Stated problem |
Produce a verbatim transcription of the records below, beginning at the line containing "Output a JSON" and ending at the final line; include only those lines.

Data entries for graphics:
#####
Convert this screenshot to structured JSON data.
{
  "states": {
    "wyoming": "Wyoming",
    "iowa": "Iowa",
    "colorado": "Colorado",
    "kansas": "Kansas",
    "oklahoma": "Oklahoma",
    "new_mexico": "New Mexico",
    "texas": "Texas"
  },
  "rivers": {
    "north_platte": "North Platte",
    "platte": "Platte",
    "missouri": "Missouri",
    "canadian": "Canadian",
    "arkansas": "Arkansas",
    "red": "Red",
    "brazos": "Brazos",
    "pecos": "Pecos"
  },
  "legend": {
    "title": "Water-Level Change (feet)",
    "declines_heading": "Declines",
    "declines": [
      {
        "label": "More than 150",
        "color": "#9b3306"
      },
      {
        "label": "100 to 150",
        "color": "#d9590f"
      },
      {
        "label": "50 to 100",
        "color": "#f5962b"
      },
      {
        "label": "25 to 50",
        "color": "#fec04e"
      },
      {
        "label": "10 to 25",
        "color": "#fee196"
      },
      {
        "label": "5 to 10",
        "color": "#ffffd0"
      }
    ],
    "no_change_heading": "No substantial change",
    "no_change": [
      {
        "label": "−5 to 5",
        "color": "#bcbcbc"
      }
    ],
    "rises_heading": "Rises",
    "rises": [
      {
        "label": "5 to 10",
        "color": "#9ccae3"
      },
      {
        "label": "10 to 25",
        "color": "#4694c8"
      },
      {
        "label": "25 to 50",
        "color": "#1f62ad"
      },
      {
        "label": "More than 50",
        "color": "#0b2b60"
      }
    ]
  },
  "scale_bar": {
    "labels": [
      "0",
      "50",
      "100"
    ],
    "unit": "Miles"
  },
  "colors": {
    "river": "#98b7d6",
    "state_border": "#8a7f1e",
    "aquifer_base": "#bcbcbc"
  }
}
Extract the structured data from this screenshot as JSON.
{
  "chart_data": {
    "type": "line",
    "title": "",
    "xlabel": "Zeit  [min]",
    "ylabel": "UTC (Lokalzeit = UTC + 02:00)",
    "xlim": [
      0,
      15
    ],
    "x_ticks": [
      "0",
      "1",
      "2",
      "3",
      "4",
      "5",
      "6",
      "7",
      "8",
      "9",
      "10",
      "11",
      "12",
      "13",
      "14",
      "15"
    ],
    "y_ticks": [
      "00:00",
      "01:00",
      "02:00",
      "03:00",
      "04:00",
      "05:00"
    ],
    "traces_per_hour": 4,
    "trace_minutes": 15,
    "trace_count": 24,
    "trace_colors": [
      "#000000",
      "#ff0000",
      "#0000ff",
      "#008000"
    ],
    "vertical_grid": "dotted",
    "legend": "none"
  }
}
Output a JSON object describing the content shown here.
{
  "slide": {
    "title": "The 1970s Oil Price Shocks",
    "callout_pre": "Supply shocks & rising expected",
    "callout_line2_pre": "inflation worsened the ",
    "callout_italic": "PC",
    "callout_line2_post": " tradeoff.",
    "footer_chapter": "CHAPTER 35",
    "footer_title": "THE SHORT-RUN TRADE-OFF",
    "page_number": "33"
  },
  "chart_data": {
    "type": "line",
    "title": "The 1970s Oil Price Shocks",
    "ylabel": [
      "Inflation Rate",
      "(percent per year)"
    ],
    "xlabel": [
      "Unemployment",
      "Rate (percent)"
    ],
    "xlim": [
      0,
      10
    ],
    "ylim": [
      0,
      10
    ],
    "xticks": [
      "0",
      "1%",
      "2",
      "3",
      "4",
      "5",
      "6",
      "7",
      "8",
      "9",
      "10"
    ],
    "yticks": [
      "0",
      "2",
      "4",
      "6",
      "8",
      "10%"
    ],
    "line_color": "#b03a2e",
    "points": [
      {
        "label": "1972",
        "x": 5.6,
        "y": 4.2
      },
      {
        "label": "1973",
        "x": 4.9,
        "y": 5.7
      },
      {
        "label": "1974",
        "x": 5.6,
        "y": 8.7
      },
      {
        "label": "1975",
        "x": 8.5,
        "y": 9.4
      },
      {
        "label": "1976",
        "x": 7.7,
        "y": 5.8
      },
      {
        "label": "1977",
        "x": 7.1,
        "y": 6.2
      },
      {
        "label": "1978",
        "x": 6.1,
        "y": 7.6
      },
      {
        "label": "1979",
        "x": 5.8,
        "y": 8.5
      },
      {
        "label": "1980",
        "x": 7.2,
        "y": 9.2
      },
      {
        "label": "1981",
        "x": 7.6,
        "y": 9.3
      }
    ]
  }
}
#####
Exercise output |
Output a JSON object describing the content shown here.
{
  "slide": {
    "title": "The 1970s Oil Price Shocks",
    "callout_pre": "Supply shocks & rising expected",
    "callout_line2_pre": "inflation worsened the ",
    "callout_italic": "PC",
    "callout_line2_post": " tradeoff.",
    "footer_chapter": "CHAPTER 35",
    "footer_title": "THE SHORT-RUN TRADE-OFF",
    "page_number": "33"
  },
  "chart_data": {
    "type": "line",
    "title": "The 1970s Oil Price Shocks",
    "ylabel": [
      "Inflation Rate",
      "(percent per year)"
    ],
    "xlabel": [
      "Unemployment",
      "Rate (percent)"
    ],
    "xlim": [
      0,
      10
    ],
    "ylim": [
      0,
      10
    ],
    "xticks": [
      "0",
      "1%",
      "2",
      "3",
      "4",
      "5",
      "6",
      "7",
      "8",
      "9",
      "10"
    ],
    "yticks": [
      "0",
      "2",
      "4",
      "6",
      "8",
      "10%"
    ],
    "line_color": "#b03a2e",
    "points": [
      {
        "label": "1972",
        "x": 5.6,
        "y": 4.2
      },
      {
        "label": "1973",
        "x": 4.9,
        "y": 5.7
      },
      {
        "label": "1974",
        "x": 5.6,
        "y": 8.7
      },
      {
        "label": "1975",
        "x": 8.5,
        "y": 9.4
      },
      {
        "label": "1976",
        "x": 7.7,
        "y": 5.8
      },
      {
        "label": "1977",
        "x": 7.1,
        "y": 6.2
      },
      {
        "label": "1978",
        "x": 6.1,
        "y": 7.6
      },
      {
        "label": "1979",
        "x": 5.8,
        "y": 8.5
      },
      {
        "label": "1980",
        "x": 7.2,
        "y": 9.2
      },
      {
        "label": "1981",
        "x": 7.6,
        "y": 9.3
      }
    ]
  }
}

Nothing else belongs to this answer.